* STATED GOAL
Extract the records below word for word and ignore the images.
--
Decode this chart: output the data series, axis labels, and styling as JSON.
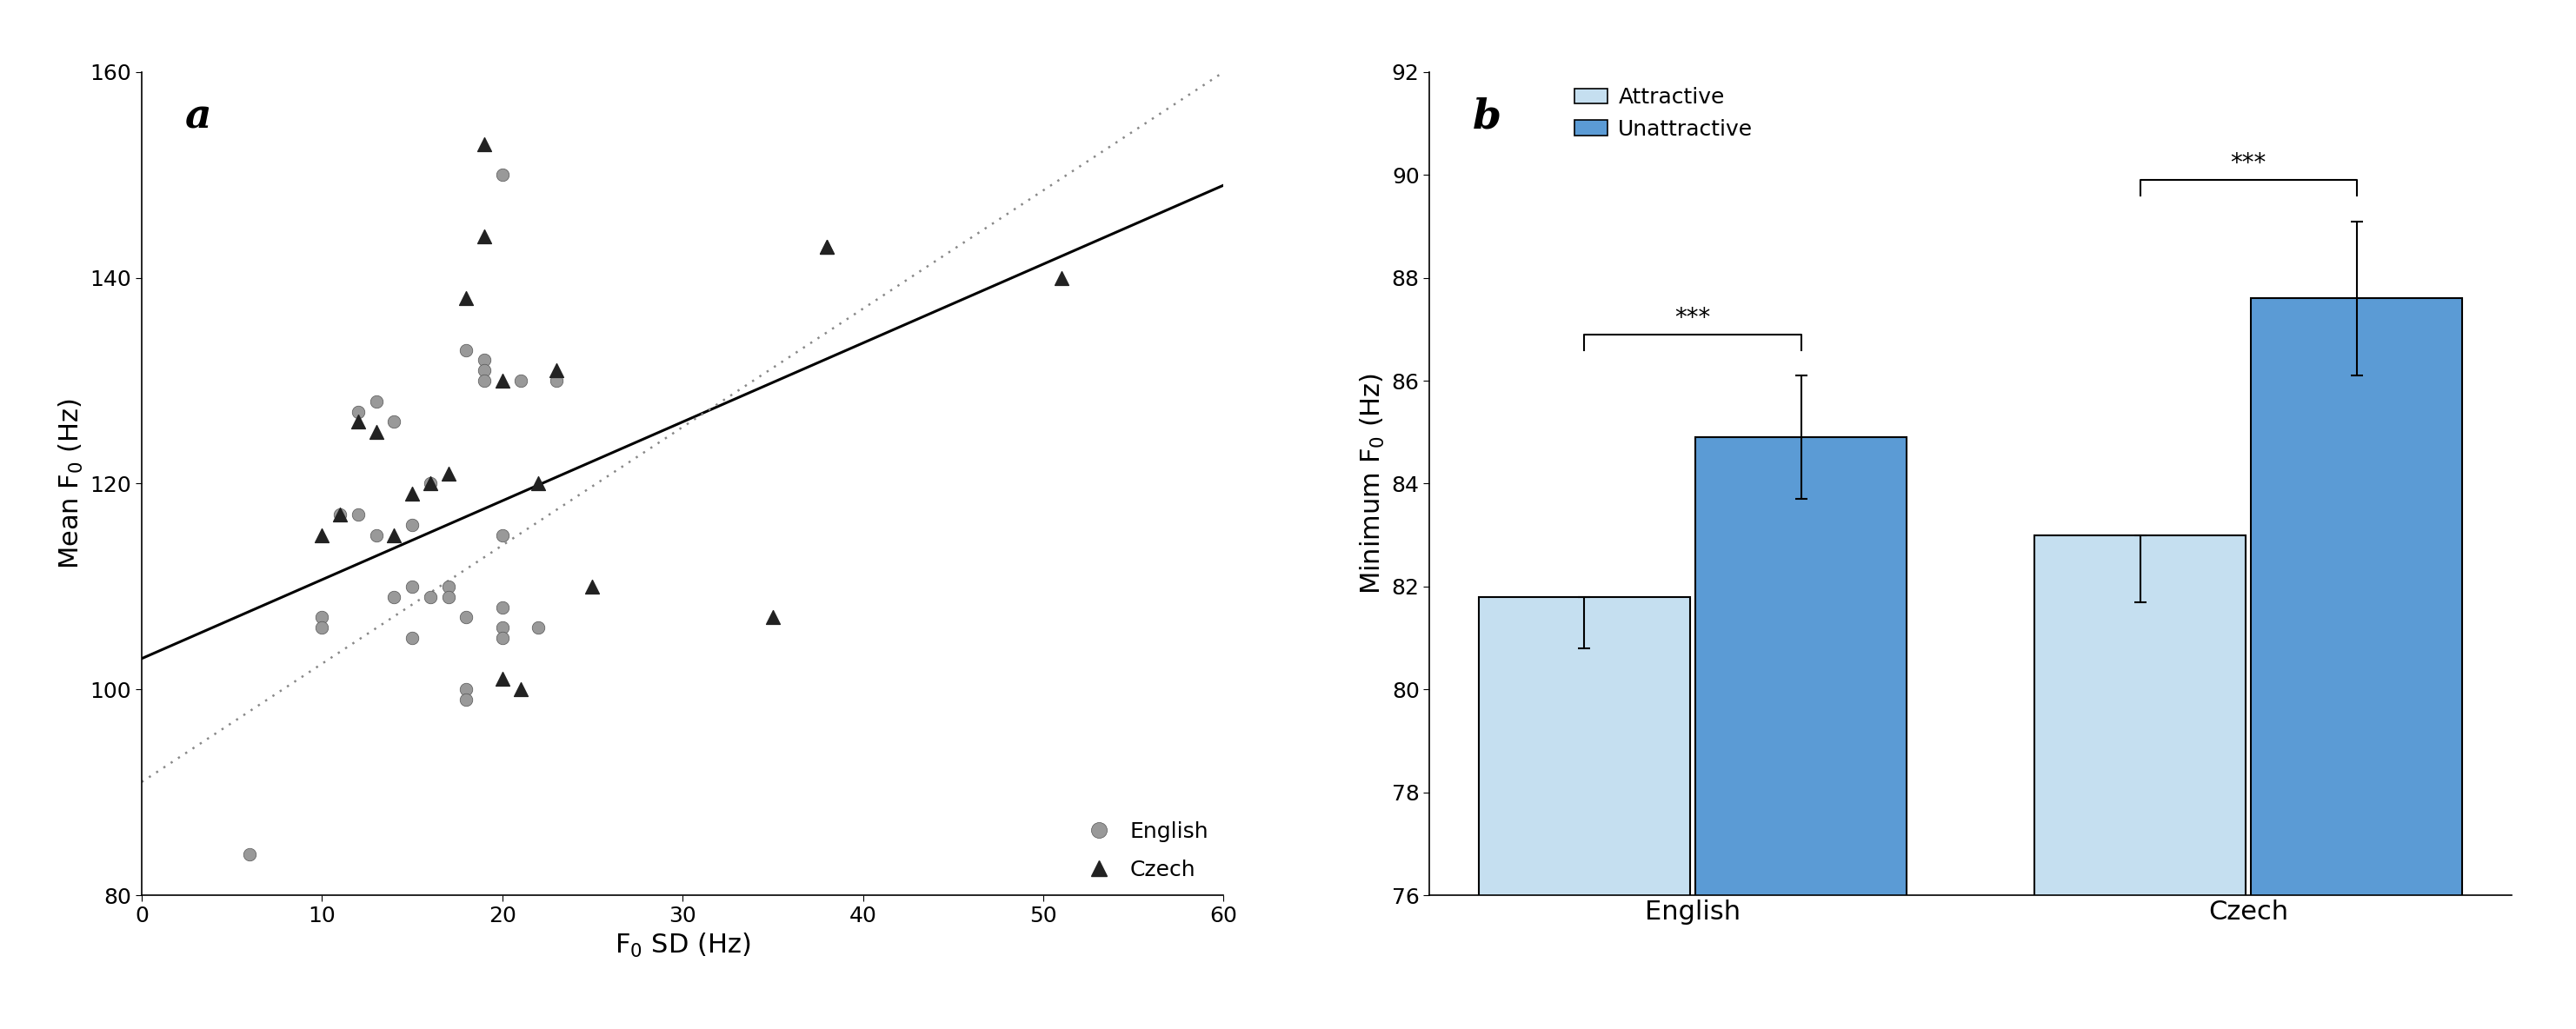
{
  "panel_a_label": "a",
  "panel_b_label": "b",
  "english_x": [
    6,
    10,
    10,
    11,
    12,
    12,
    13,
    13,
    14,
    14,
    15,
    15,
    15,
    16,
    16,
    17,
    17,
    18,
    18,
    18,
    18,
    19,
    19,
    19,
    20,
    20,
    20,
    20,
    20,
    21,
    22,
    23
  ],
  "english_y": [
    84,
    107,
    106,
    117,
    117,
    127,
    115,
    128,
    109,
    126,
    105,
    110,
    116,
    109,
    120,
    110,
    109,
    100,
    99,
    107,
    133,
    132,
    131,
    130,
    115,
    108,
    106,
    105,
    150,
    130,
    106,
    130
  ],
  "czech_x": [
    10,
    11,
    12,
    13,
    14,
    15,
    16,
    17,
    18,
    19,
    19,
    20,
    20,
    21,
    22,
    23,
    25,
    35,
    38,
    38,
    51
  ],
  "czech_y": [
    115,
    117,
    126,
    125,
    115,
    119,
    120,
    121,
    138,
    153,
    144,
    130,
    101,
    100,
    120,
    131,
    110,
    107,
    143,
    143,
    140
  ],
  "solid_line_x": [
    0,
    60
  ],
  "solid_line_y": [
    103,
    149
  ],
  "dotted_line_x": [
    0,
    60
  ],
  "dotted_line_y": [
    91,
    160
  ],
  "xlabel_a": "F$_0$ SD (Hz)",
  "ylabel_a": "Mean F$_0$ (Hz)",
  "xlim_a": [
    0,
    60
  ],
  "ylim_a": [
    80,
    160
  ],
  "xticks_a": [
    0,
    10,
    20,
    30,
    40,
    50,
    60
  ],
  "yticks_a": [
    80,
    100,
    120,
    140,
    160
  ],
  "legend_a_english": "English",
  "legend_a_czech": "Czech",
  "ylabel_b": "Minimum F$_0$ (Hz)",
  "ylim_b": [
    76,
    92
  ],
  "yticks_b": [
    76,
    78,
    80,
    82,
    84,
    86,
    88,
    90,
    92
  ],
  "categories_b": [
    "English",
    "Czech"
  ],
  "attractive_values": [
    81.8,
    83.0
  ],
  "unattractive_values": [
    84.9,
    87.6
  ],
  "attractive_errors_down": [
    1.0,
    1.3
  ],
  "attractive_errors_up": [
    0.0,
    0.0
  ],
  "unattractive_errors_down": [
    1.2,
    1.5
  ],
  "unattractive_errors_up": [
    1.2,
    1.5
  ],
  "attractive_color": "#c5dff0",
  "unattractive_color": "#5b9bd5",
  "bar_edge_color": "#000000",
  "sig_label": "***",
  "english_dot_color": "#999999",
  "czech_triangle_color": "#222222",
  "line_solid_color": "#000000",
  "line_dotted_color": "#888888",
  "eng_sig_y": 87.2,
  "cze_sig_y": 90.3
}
--
* EXERCISE RESPONSE
Decode this chart: output the data series, axis labels, and styling as JSON.
{
  "panel_a_label": "a",
  "panel_b_label": "b",
  "english_x": [
    6,
    10,
    10,
    11,
    12,
    12,
    13,
    13,
    14,
    14,
    15,
    15,
    15,
    16,
    16,
    17,
    17,
    18,
    18,
    18,
    18,
    19,
    19,
    19,
    20,
    20,
    20,
    20,
    20,
    21,
    22,
    23
  ],
  "english_y": [
    84,
    107,
    106,
    117,
    117,
    127,
    115,
    128,
    109,
    126,
    105,
    110,
    116,
    109,
    120,
    110,
    109,
    100,
    99,
    107,
    133,
    132,
    131,
    130,
    115,
    108,
    106,
    105,
    150,
    130,
    106,
    130
  ],
  "czech_x": [
    10,
    11,
    12,
    13,
    14,
    15,
    16,
    17,
    18,
    19,
    19,
    20,
    20,
    21,
    22,
    23,
    25,
    35,
    38,
    38,
    51
  ],
  "czech_y": [
    115,
    117,
    126,
    125,
    115,
    119,
    120,
    121,
    138,
    153,
    144,
    130,
    101,
    100,
    120,
    131,
    110,
    107,
    143,
    143,
    140
  ],
  "solid_line_x": [
    0,
    60
  ],
  "solid_line_y": [
    103,
    149
  ],
  "dotted_line_x": [
    0,
    60
  ],
  "dotted_line_y": [
    91,
    160
  ],
  "xlabel_a": "F$_0$ SD (Hz)",
  "ylabel_a": "Mean F$_0$ (Hz)",
  "xlim_a": [
    0,
    60
  ],
  "ylim_a": [
    80,
    160
  ],
  "xticks_a": [
    0,
    10,
    20,
    30,
    40,
    50,
    60
  ],
  "yticks_a": [
    80,
    100,
    120,
    140,
    160
  ],
  "legend_a_english": "English",
  "legend_a_czech": "Czech",
  "ylabel_b": "Minimum F$_0$ (Hz)",
  "ylim_b": [
    76,
    92
  ],
  "yticks_b": [
    76,
    78,
    80,
    82,
    84,
    86,
    88,
    90,
    92
  ],
  "categories_b": [
    "English",
    "Czech"
  ],
  "attractive_values": [
    81.8,
    83.0
  ],
  "unattractive_values": [
    84.9,
    87.6
  ],
  "attractive_errors_down": [
    1.0,
    1.3
  ],
  "attractive_errors_up": [
    0.0,
    0.0
  ],
  "unattractive_errors_down": [
    1.2,
    1.5
  ],
  "unattractive_errors_up": [
    1.2,
    1.5
  ],
  "attractive_color": "#c5dff0",
  "unattractive_color": "#5b9bd5",
  "bar_edge_color": "#000000",
  "sig_label": "***",
  "english_dot_color": "#999999",
  "czech_triangle_color": "#222222",
  "line_solid_color": "#000000",
  "line_dotted_color": "#888888",
  "eng_sig_y": 87.2,
  "cze_sig_y": 90.3
}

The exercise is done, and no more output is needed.